**Exercise objective:** Search the material for the word "chevron" and copy each line that holds it.

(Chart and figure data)
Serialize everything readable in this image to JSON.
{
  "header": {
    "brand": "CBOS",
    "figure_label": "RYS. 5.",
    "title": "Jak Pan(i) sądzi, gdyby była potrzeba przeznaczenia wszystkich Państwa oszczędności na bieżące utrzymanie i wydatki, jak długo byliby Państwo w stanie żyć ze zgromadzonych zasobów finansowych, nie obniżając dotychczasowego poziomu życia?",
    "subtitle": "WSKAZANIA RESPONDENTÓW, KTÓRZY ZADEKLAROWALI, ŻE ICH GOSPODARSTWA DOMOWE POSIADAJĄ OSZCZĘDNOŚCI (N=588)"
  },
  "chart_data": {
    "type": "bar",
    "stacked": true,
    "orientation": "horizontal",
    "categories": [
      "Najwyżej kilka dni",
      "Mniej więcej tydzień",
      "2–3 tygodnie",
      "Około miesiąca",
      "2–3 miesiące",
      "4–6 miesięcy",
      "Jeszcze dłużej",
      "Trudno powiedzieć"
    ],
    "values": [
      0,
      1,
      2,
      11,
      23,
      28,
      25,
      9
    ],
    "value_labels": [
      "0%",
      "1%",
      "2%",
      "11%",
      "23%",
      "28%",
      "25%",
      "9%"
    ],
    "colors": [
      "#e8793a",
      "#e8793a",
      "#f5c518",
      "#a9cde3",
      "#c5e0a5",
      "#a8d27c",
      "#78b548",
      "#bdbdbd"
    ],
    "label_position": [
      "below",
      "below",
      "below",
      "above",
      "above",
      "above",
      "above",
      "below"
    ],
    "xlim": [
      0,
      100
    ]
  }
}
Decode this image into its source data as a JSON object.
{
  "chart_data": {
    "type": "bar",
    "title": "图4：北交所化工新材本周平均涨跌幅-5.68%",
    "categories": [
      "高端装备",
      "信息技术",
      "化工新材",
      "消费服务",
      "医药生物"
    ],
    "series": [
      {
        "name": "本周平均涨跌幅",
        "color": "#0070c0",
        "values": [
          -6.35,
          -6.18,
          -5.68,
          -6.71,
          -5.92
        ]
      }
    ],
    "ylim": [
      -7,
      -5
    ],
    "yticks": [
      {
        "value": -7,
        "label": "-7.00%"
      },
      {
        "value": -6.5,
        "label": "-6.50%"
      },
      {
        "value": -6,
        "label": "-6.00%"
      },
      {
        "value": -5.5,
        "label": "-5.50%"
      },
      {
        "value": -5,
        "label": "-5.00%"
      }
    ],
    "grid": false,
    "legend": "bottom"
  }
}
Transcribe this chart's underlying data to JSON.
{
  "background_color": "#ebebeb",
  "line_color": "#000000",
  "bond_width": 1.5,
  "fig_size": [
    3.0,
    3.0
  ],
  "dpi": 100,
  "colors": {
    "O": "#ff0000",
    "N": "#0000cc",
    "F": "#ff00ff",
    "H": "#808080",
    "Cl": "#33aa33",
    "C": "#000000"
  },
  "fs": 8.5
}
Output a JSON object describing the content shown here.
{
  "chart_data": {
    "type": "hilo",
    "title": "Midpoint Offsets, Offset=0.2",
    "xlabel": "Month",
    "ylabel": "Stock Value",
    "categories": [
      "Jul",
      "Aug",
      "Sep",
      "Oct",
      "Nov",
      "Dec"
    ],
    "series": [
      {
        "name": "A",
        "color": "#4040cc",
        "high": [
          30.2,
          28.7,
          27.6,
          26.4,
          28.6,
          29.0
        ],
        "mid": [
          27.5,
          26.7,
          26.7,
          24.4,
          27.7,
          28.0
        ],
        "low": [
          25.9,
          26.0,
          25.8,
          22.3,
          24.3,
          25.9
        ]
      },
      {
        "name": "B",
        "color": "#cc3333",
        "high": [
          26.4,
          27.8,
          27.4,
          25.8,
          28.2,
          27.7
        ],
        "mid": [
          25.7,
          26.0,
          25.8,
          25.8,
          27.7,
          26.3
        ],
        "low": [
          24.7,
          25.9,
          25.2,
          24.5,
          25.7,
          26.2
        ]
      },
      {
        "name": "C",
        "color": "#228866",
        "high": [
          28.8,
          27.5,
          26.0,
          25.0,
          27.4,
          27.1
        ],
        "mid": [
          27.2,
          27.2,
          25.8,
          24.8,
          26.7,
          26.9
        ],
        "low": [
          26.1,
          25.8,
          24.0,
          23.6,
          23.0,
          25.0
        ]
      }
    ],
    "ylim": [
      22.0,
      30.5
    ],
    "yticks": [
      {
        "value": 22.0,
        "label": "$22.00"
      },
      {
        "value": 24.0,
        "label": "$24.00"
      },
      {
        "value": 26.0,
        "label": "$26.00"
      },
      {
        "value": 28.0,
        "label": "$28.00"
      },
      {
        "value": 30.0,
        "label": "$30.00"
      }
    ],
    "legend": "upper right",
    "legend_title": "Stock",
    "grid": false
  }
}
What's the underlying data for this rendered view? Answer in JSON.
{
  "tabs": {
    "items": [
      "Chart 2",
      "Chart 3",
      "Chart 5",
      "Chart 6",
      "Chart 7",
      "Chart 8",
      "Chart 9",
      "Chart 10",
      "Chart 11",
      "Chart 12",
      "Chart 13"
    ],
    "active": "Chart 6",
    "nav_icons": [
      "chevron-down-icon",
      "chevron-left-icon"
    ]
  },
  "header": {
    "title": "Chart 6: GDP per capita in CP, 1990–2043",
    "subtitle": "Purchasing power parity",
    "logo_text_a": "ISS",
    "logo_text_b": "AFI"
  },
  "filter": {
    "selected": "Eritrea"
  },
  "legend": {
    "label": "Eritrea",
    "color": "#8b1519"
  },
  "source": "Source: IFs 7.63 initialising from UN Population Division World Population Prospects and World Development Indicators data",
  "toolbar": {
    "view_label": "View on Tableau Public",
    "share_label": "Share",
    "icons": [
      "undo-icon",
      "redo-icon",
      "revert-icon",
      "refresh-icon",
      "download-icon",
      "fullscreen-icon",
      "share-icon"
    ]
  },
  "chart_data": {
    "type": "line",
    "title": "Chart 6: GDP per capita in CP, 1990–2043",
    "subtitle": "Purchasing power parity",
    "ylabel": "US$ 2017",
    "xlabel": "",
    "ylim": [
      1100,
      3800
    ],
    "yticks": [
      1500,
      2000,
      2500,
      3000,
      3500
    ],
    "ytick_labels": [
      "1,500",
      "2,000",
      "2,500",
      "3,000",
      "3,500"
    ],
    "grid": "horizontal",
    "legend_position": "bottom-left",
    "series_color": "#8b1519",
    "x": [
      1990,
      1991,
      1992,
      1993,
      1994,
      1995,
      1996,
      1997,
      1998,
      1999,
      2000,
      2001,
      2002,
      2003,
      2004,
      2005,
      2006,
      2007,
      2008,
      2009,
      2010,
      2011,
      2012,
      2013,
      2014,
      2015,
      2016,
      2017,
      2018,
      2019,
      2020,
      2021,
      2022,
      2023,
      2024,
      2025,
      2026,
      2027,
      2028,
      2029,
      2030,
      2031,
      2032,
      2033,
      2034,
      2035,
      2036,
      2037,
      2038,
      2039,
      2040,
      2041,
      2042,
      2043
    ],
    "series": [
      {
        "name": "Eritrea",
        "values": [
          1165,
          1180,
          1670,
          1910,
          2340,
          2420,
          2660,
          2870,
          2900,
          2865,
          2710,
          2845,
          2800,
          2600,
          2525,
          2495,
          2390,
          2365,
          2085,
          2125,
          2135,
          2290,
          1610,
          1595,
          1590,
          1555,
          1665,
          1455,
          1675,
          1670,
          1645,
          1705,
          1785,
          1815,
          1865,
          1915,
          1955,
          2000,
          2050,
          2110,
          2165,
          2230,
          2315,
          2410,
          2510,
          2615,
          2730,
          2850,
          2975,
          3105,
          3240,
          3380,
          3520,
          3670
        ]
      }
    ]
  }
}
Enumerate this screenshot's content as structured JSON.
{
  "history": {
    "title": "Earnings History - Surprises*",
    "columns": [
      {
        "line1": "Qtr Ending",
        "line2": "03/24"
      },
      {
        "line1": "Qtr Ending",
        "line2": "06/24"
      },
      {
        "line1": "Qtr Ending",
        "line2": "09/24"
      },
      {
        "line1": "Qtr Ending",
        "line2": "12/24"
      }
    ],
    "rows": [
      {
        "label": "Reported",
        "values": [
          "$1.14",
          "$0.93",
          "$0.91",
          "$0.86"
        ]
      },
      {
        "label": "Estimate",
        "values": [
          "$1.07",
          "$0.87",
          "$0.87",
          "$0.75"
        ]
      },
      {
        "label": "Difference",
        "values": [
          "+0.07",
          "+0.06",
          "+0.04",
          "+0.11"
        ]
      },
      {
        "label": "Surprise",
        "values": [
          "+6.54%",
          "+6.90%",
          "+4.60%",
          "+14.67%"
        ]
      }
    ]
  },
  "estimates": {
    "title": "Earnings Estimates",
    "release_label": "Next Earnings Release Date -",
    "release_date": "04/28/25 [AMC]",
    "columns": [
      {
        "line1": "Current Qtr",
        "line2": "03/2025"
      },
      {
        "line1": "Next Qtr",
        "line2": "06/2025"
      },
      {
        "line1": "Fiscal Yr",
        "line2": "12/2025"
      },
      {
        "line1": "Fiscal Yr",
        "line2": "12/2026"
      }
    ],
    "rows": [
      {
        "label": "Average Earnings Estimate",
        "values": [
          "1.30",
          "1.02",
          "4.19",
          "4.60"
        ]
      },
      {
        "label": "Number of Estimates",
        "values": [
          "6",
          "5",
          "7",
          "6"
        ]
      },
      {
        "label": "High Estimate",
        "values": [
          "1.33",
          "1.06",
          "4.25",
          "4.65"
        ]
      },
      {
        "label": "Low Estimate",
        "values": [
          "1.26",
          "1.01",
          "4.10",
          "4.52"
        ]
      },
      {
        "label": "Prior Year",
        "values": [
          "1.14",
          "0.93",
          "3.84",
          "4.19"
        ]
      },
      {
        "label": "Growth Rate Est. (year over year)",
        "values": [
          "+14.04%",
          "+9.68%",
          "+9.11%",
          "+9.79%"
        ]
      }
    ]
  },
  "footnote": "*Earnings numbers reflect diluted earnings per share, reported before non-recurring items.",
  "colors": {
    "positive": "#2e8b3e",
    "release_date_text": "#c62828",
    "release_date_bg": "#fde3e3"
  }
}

**Answer to this task:**
      "chevron-down-icon",
      "chevron-left-icon"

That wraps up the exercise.